:: Entries supplied ::
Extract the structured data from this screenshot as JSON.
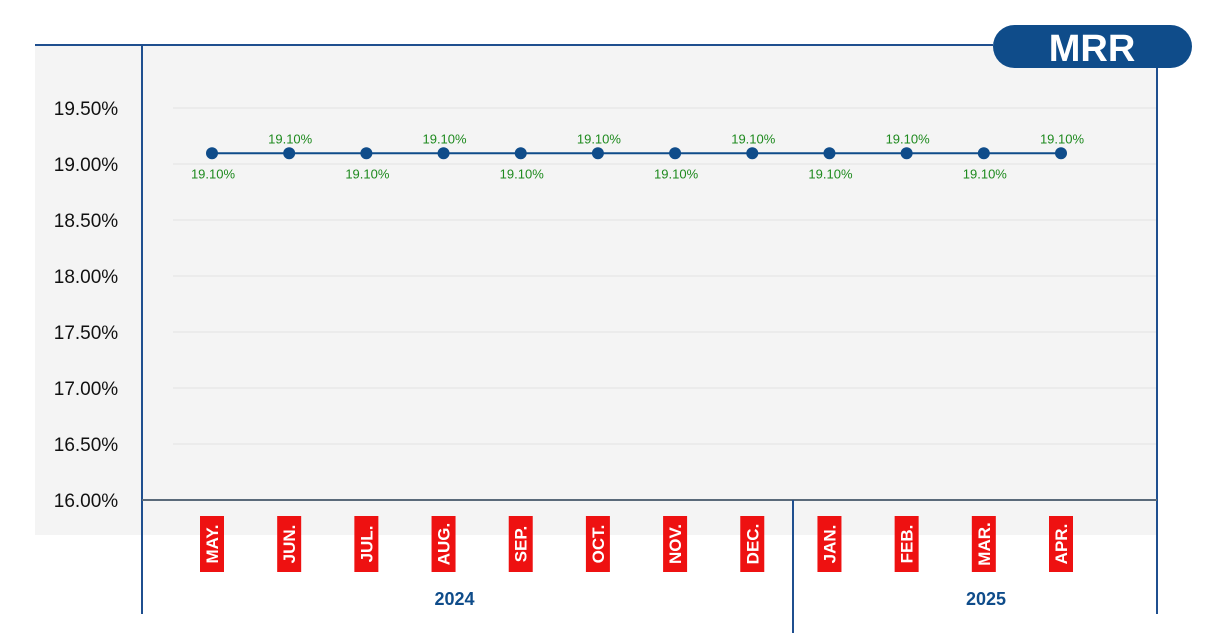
{
  "badge": {
    "label": "MRR"
  },
  "colors": {
    "line": "#0f4c8a",
    "frame": "#1f4f8f",
    "label": "#1e8a1e",
    "month_bg": "#ee1111",
    "plot_bg": "#f4f4f4",
    "grid": "#e2e2e2"
  },
  "chart_data": {
    "type": "line",
    "categories": [
      "MAY.",
      "JUN.",
      "JUL.",
      "AUG.",
      "SEP.",
      "OCT.",
      "NOV.",
      "DEC.",
      "JAN.",
      "FEB.",
      "MAR.",
      "APR."
    ],
    "series": [
      {
        "values": [
          19.1,
          19.1,
          19.1,
          19.1,
          19.1,
          19.1,
          19.1,
          19.1,
          19.1,
          19.1,
          19.1,
          19.1
        ],
        "data_labels": [
          "19.10%",
          "19.10%",
          "19.10%",
          "19.10%",
          "19.10%",
          "19.10%",
          "19.10%",
          "19.10%",
          "19.10%",
          "19.10%",
          "19.10%",
          "19.10%"
        ]
      }
    ],
    "year_groups": [
      {
        "label": "2024",
        "categories": 8
      },
      {
        "label": "2025",
        "categories": 4
      }
    ],
    "yticks": [
      "16.00%",
      "16.50%",
      "17.00%",
      "17.50%",
      "18.00%",
      "18.50%",
      "19.00%",
      "19.50%"
    ],
    "ylim": [
      16.0,
      19.75
    ],
    "grid": true,
    "title": "",
    "xlabel": "",
    "ylabel": ""
  }
}
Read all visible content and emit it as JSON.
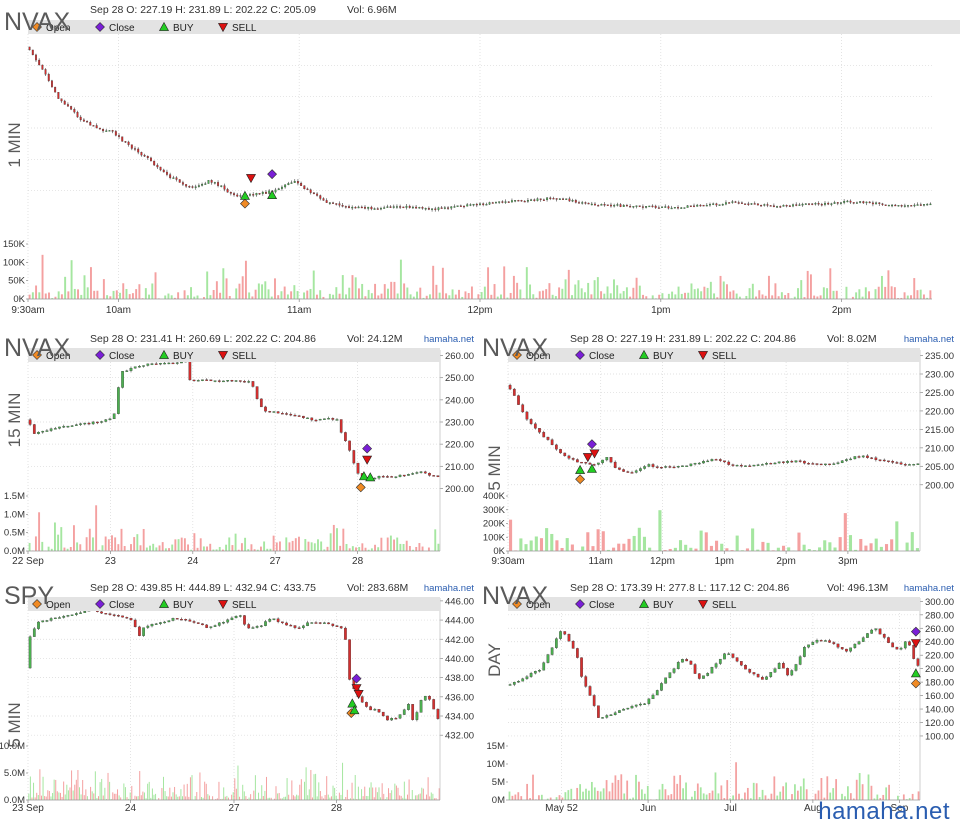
{
  "watermark": "hamaha.net",
  "colors": {
    "up": "#4caf50",
    "down": "#d32f2f",
    "vol_up": "#a5e6a0",
    "vol_down": "#f4a0a0",
    "buy": "#22cc22",
    "sell": "#dd1111",
    "open_marker": "#f08a24",
    "close_marker": "#7a1fd6",
    "legend_bar": "#e3e3e3",
    "grid": "#d8d8d8"
  },
  "chart_data": [
    {
      "id": "nvax-1min",
      "type": "candlestick",
      "symbol": "NVAX",
      "interval": "1 MIN",
      "info": "Sep 28 O: 227.19 H: 231.89 L: 202.22 C: 205.09",
      "volume_text": "Vol: 6.96M",
      "source": "",
      "legend": [
        "Open",
        "Close",
        "BUY",
        "SELL"
      ],
      "x_domain": [
        0,
        300
      ],
      "price_path": [
        [
          0,
          230.5
        ],
        [
          5,
          227.5
        ],
        [
          10,
          224
        ],
        [
          18,
          221
        ],
        [
          24,
          219.8
        ],
        [
          28,
          219.6
        ],
        [
          32,
          218.2
        ],
        [
          40,
          216
        ],
        [
          46,
          214
        ],
        [
          52,
          212.7
        ],
        [
          56,
          212.4
        ],
        [
          60,
          213.2
        ],
        [
          64,
          212.6
        ],
        [
          67,
          211.6
        ],
        [
          70,
          211.3
        ],
        [
          76,
          211.5
        ],
        [
          80,
          211.8
        ],
        [
          84,
          212.3
        ],
        [
          88,
          213.2
        ],
        [
          90,
          212.7
        ],
        [
          93,
          212
        ],
        [
          99,
          210.5
        ],
        [
          106,
          209.9
        ],
        [
          112,
          209.7
        ],
        [
          125,
          209.9
        ],
        [
          135,
          209.6
        ],
        [
          145,
          210
        ],
        [
          155,
          210.4
        ],
        [
          165,
          210.7
        ],
        [
          175,
          211
        ],
        [
          180,
          210.7
        ],
        [
          185,
          210.3
        ],
        [
          190,
          210.1
        ],
        [
          200,
          210
        ],
        [
          210,
          209.8
        ],
        [
          220,
          209.9
        ],
        [
          228,
          210.2
        ],
        [
          235,
          210.5
        ],
        [
          240,
          210.2
        ],
        [
          248,
          210
        ],
        [
          256,
          210.1
        ],
        [
          264,
          210.3
        ],
        [
          272,
          210.5
        ],
        [
          278,
          210.4
        ],
        [
          285,
          210.2
        ],
        [
          292,
          210.1
        ],
        [
          300,
          210.2
        ]
      ],
      "volume_bars": 280,
      "volume_max": 150000,
      "y_ticks": [],
      "vol_ticks": [
        "150K",
        "100K",
        "50K",
        "0K"
      ],
      "x_ticks": [
        {
          "x": 0,
          "label": "9:30am"
        },
        {
          "x": 30,
          "label": "10am"
        },
        {
          "x": 90,
          "label": "11am"
        },
        {
          "x": 150,
          "label": "12pm"
        },
        {
          "x": 210,
          "label": "1pm"
        },
        {
          "x": 270,
          "label": "2pm"
        }
      ],
      "markers": [
        {
          "kind": "Open",
          "x": 72,
          "y": 210.3
        },
        {
          "kind": "BUY",
          "x": 72,
          "y": 211.3
        },
        {
          "kind": "SELL",
          "x": 74,
          "y": 213.6
        },
        {
          "kind": "Close",
          "x": 81,
          "y": 214.1
        },
        {
          "kind": "BUY",
          "x": 81,
          "y": 211.4
        }
      ]
    },
    {
      "id": "nvax-15min",
      "type": "candlestick",
      "symbol": "NVAX",
      "interval": "15 MIN",
      "info": "Sep 28 O: 231.41 H: 260.69 L: 202.22 C: 204.86",
      "volume_text": "Vol: 24.12M",
      "source": "hamaha.net",
      "legend": [
        "Open",
        "Close",
        "BUY",
        "SELL"
      ],
      "x_domain": [
        0,
        130
      ],
      "price_path": [
        [
          0,
          231
        ],
        [
          1,
          228
        ],
        [
          2,
          225
        ],
        [
          4,
          225.5
        ],
        [
          8,
          227
        ],
        [
          14,
          228.5
        ],
        [
          20,
          229.5
        ],
        [
          25,
          231
        ],
        [
          27,
          232.5
        ],
        [
          28,
          238
        ],
        [
          29,
          252
        ],
        [
          32,
          254
        ],
        [
          38,
          256
        ],
        [
          42,
          257
        ],
        [
          48,
          256.5
        ],
        [
          50,
          257.5
        ],
        [
          51,
          249
        ],
        [
          53,
          248.8
        ],
        [
          60,
          248.7
        ],
        [
          67,
          248.4
        ],
        [
          70,
          248
        ],
        [
          71,
          246
        ],
        [
          73,
          238
        ],
        [
          75,
          235
        ],
        [
          80,
          233.8
        ],
        [
          86,
          232.5
        ],
        [
          90,
          231
        ],
        [
          95,
          232
        ],
        [
          98,
          230.6
        ],
        [
          99,
          224
        ],
        [
          101,
          220
        ],
        [
          102,
          214
        ],
        [
          104,
          207
        ],
        [
          106,
          204
        ],
        [
          108,
          204.5
        ],
        [
          111,
          205.5
        ],
        [
          116,
          205.3
        ],
        [
          120,
          206.5
        ],
        [
          124,
          207.4
        ],
        [
          127,
          205.8
        ],
        [
          130,
          205.5
        ]
      ],
      "volume_bars": 130,
      "volume_max": 1700000,
      "y_ticks": [
        "260.00",
        "250.00",
        "240.00",
        "230.00",
        "220.00",
        "210.00",
        "200.00"
      ],
      "y_min": 197.5,
      "y_max": 262.5,
      "vol_ticks": [
        "1.5M",
        "1.0M",
        "0.5M",
        "0.0M"
      ],
      "x_ticks": [
        {
          "x": 0,
          "label": "22 Sep"
        },
        {
          "x": 26,
          "label": "23"
        },
        {
          "x": 52,
          "label": "24"
        },
        {
          "x": 78,
          "label": "27"
        },
        {
          "x": 104,
          "label": "28"
        }
      ],
      "markers": [
        {
          "kind": "Open",
          "x": 105,
          "y": 200.5
        },
        {
          "kind": "Close",
          "x": 107,
          "y": 218
        },
        {
          "kind": "BUY",
          "x": 106,
          "y": 205.5
        },
        {
          "kind": "SELL",
          "x": 107,
          "y": 213
        },
        {
          "kind": "BUY",
          "x": 108,
          "y": 205
        }
      ]
    },
    {
      "id": "nvax-5min",
      "type": "candlestick",
      "symbol": "NVAX",
      "interval": "5 MIN",
      "info": "Sep 28 O: 227.19 H: 231.89 L: 202.22 C: 204.86",
      "volume_text": "Vol: 8.02M",
      "source": "hamaha.net",
      "legend": [
        "Open",
        "Close",
        "BUY",
        "SELL"
      ],
      "x_domain": [
        0,
        80
      ],
      "price_path": [
        [
          0,
          227
        ],
        [
          2,
          222
        ],
        [
          4,
          217
        ],
        [
          7,
          213
        ],
        [
          10,
          209
        ],
        [
          12,
          207
        ],
        [
          14,
          206
        ],
        [
          17,
          205.5
        ],
        [
          19,
          207.5
        ],
        [
          21,
          204.5
        ],
        [
          23,
          203
        ],
        [
          25,
          204
        ],
        [
          27,
          205.5
        ],
        [
          29,
          204.8
        ],
        [
          33,
          205
        ],
        [
          37,
          205.8
        ],
        [
          40,
          207
        ],
        [
          43,
          205.6
        ],
        [
          47,
          205
        ],
        [
          52,
          206
        ],
        [
          56,
          206.4
        ],
        [
          60,
          205.5
        ],
        [
          64,
          205.9
        ],
        [
          67,
          207.4
        ],
        [
          69,
          207.6
        ],
        [
          73,
          206.4
        ],
        [
          76,
          205.7
        ],
        [
          80,
          205.5
        ]
      ],
      "volume_bars": 80,
      "volume_max": 400000,
      "y_ticks": [
        "235.00",
        "230.00",
        "225.00",
        "220.00",
        "215.00",
        "210.00",
        "205.00",
        "200.00"
      ],
      "y_min": 197.5,
      "y_max": 236.5,
      "vol_ticks": [
        "400K",
        "300K",
        "200K",
        "100K",
        "0K"
      ],
      "x_ticks": [
        {
          "x": 0,
          "label": "9:30am"
        },
        {
          "x": 18,
          "label": "11am"
        },
        {
          "x": 30,
          "label": "12pm"
        },
        {
          "x": 42,
          "label": "1pm"
        },
        {
          "x": 54,
          "label": "2pm"
        },
        {
          "x": 66,
          "label": "3pm"
        }
      ],
      "markers": [
        {
          "kind": "Open",
          "x": 14,
          "y": 201.5
        },
        {
          "kind": "BUY",
          "x": 14,
          "y": 204
        },
        {
          "kind": "SELL",
          "x": 15.5,
          "y": 207.5
        },
        {
          "kind": "Close",
          "x": 16.3,
          "y": 211
        },
        {
          "kind": "BUY",
          "x": 16.3,
          "y": 204.3
        },
        {
          "kind": "SELL",
          "x": 16.8,
          "y": 208.5
        }
      ]
    },
    {
      "id": "spy-5min",
      "type": "candlestick",
      "symbol": "SPY",
      "interval": "5 MIN",
      "info": "Sep 28 O: 439.85 H: 444.89 L: 432.94 C: 433.75",
      "volume_text": "Vol: 283.68M",
      "source": "hamaha.net",
      "legend": [
        "Open",
        "Close",
        "BUY",
        "SELL"
      ],
      "x_domain": [
        0,
        390
      ],
      "price_path": [
        [
          0,
          439
        ],
        [
          2,
          442.3
        ],
        [
          10,
          443.8
        ],
        [
          30,
          444.3
        ],
        [
          50,
          444.8
        ],
        [
          60,
          445.2
        ],
        [
          70,
          444.7
        ],
        [
          80,
          444.6
        ],
        [
          90,
          444.3
        ],
        [
          100,
          443.8
        ],
        [
          105,
          442.2
        ],
        [
          110,
          443.4
        ],
        [
          120,
          443.6
        ],
        [
          140,
          444.2
        ],
        [
          155,
          443.9
        ],
        [
          170,
          443.2
        ],
        [
          180,
          443.6
        ],
        [
          190,
          444
        ],
        [
          200,
          444.6
        ],
        [
          205,
          443.6
        ],
        [
          210,
          443.1
        ],
        [
          220,
          443.4
        ],
        [
          230,
          444.2
        ],
        [
          245,
          443.5
        ],
        [
          255,
          443.2
        ],
        [
          268,
          443.8
        ],
        [
          285,
          443.6
        ],
        [
          295,
          443.2
        ],
        [
          300,
          442.8
        ],
        [
          302,
          439
        ],
        [
          305,
          437.5
        ],
        [
          315,
          435.5
        ],
        [
          325,
          434.5
        ],
        [
          330,
          434.7
        ],
        [
          340,
          433.6
        ],
        [
          350,
          433.9
        ],
        [
          355,
          434.5
        ],
        [
          360,
          435.3
        ],
        [
          365,
          433.2
        ],
        [
          370,
          435.2
        ],
        [
          375,
          436.2
        ],
        [
          380,
          435.8
        ],
        [
          385,
          434.5
        ],
        [
          388,
          433.7
        ],
        [
          390,
          433.7
        ]
      ],
      "volume_bars": 260,
      "volume_max": 10000000,
      "y_ticks": [
        "446.00",
        "444.00",
        "442.00",
        "440.00",
        "438.00",
        "436.00",
        "434.00",
        "432.00"
      ],
      "y_min": 431.5,
      "y_max": 446.3,
      "vol_ticks": [
        "10.0M",
        "5.0M",
        "0.0M"
      ],
      "x_ticks": [
        {
          "x": 0,
          "label": "23 Sep"
        },
        {
          "x": 97,
          "label": "24"
        },
        {
          "x": 195,
          "label": "27"
        },
        {
          "x": 292,
          "label": "28"
        }
      ],
      "markers": [
        {
          "kind": "Open",
          "x": 306,
          "y": 434.3
        },
        {
          "kind": "Close",
          "x": 311,
          "y": 437.9
        },
        {
          "kind": "BUY",
          "x": 307,
          "y": 435.3
        },
        {
          "kind": "SELL",
          "x": 311,
          "y": 436.9
        },
        {
          "kind": "BUY",
          "x": 309,
          "y": 434.6
        },
        {
          "kind": "SELL",
          "x": 313,
          "y": 436.3
        }
      ]
    },
    {
      "id": "nvax-day",
      "type": "candlestick",
      "symbol": "NVAX",
      "interval": "DAY",
      "info": "Sep 28 O: 173.39 H: 277.8 L: 117.12 C: 204.86",
      "volume_text": "Vol: 496.13M",
      "source": "hamaha.net",
      "legend": [
        "Open",
        "Close",
        "BUY",
        "SELL"
      ],
      "x_domain": [
        0,
        100
      ],
      "price_path": [
        [
          0,
          175
        ],
        [
          5,
          190
        ],
        [
          8,
          200
        ],
        [
          11,
          235
        ],
        [
          13,
          258
        ],
        [
          15,
          240
        ],
        [
          17,
          215
        ],
        [
          18,
          185
        ],
        [
          20,
          160
        ],
        [
          22,
          125
        ],
        [
          24,
          130
        ],
        [
          27,
          137
        ],
        [
          30,
          145
        ],
        [
          33,
          148
        ],
        [
          36,
          165
        ],
        [
          38,
          185
        ],
        [
          40,
          198
        ],
        [
          42,
          215
        ],
        [
          44,
          210
        ],
        [
          46,
          185
        ],
        [
          48,
          190
        ],
        [
          50,
          205
        ],
        [
          53,
          225
        ],
        [
          56,
          210
        ],
        [
          58,
          198
        ],
        [
          60,
          190
        ],
        [
          62,
          183
        ],
        [
          64,
          195
        ],
        [
          66,
          210
        ],
        [
          68,
          190
        ],
        [
          70,
          208
        ],
        [
          72,
          232
        ],
        [
          75,
          242
        ],
        [
          78,
          240
        ],
        [
          80,
          232
        ],
        [
          82,
          225
        ],
        [
          85,
          240
        ],
        [
          87,
          252
        ],
        [
          89,
          260
        ],
        [
          91,
          248
        ],
        [
          93,
          232
        ],
        [
          95,
          228
        ],
        [
          97,
          245
        ],
        [
          99,
          205
        ],
        [
          100,
          205
        ]
      ],
      "volume_bars": 140,
      "volume_max": 16000000,
      "y_ticks": [
        "300.00",
        "280.00",
        "260.00",
        "240.00",
        "220.00",
        "200.00",
        "180.00",
        "160.00",
        "140.00",
        "120.00",
        "100.00"
      ],
      "y_min": 94,
      "y_max": 305,
      "vol_ticks": [
        "15M",
        "10M",
        "5M",
        "0M"
      ],
      "x_ticks": [
        {
          "x": 13,
          "label": "May 52"
        },
        {
          "x": 34,
          "label": "Jun"
        },
        {
          "x": 54,
          "label": "Jul"
        },
        {
          "x": 74,
          "label": "Aug"
        },
        {
          "x": 95,
          "label": "Sep"
        }
      ],
      "markers": [
        {
          "kind": "Close",
          "x": 99,
          "y": 255
        },
        {
          "kind": "SELL",
          "x": 99,
          "y": 238
        },
        {
          "kind": "BUY",
          "x": 99,
          "y": 193
        },
        {
          "kind": "Open",
          "x": 99,
          "y": 178
        }
      ]
    }
  ]
}
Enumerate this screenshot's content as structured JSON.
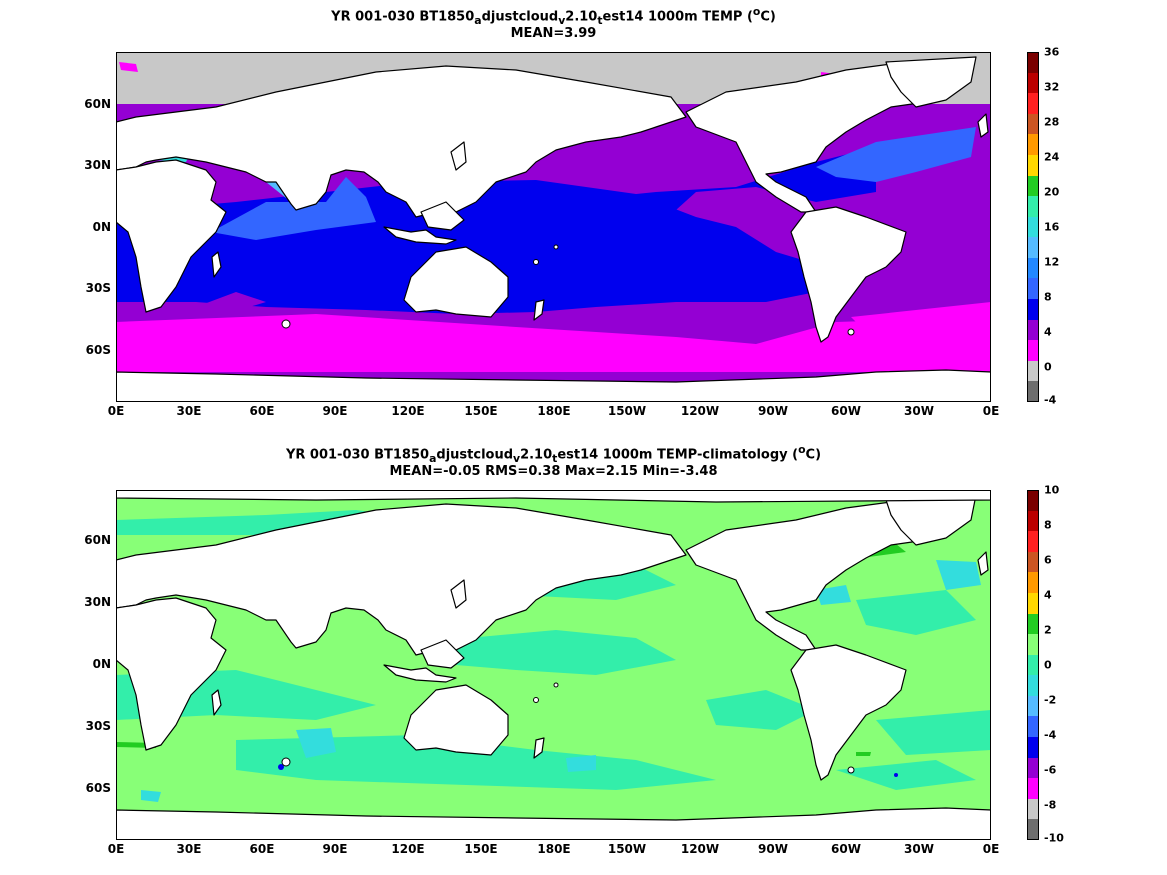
{
  "panels": [
    {
      "title": "YR 001-030 BT1850",
      "title_suffix": " 1000m TEMP (",
      "title_unit": "C)",
      "subtitle": "MEAN=3.99",
      "colorbar_ticks": [
        "36",
        "32",
        "28",
        "24",
        "20",
        "16",
        "12",
        "8",
        "4",
        "0",
        "-4"
      ],
      "colorbar_colors": [
        "#7a0000",
        "#bb0000",
        "#ff2020",
        "#cc5522",
        "#ff9900",
        "#ffd700",
        "#22cc22",
        "#33eeaa",
        "#33dddd",
        "#55bbff",
        "#2288ff",
        "#3366ff",
        "#0000ee",
        "#9400d3",
        "#ff00ff",
        "#c8c8c8",
        "#6e6e6e"
      ]
    },
    {
      "title": "YR 001-030 BT1850",
      "title_suffix": " 1000m TEMP-climatology (",
      "title_unit": "C)",
      "subtitle": "MEAN=-0.05   RMS=0.38   Max=2.15   Min=-3.48",
      "colorbar_ticks": [
        "10",
        "8",
        "6",
        "4",
        "2",
        "0",
        "-2",
        "-4",
        "-6",
        "-8",
        "-10"
      ],
      "colorbar_colors": [
        "#7a0000",
        "#bb0000",
        "#ff2020",
        "#cc5522",
        "#ff9900",
        "#ffd700",
        "#22cc22",
        "#88ff77",
        "#33eeaa",
        "#33dddd",
        "#55bbff",
        "#3366ff",
        "#0000ee",
        "#9400d3",
        "#ff00ff",
        "#c8c8c8",
        "#6e6e6e"
      ]
    }
  ],
  "title_parts": [
    "a",
    "djustcloud",
    "v",
    "2.10",
    "t",
    "est14",
    "o"
  ],
  "x_ticks": [
    "0E",
    "30E",
    "60E",
    "90E",
    "120E",
    "150E",
    "180E",
    "150W",
    "120W",
    "90W",
    "60W",
    "30W",
    "0E"
  ],
  "y_ticks": [
    "60N",
    "30N",
    "0N",
    "30S",
    "60S"
  ],
  "colors": {
    "land": "#ffffff",
    "coast": "#000000",
    "top_fill_colors": [
      "#9400d3",
      "#0000ee",
      "#3366ff",
      "#ff00ff",
      "#c8c8c8",
      "#33dddd"
    ],
    "bottom_fill_colors": [
      "#88ff77",
      "#33eeaa",
      "#33dddd",
      "#22cc22",
      "#0000ee"
    ]
  }
}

:: Given request ::
Working from the listing above, pick out every line that has "TEMP" and copy it.

:: Response to this task ::
      "title_suffix": " 1000m TEMP (",
      "title_suffix": " 1000m TEMP-climatology (",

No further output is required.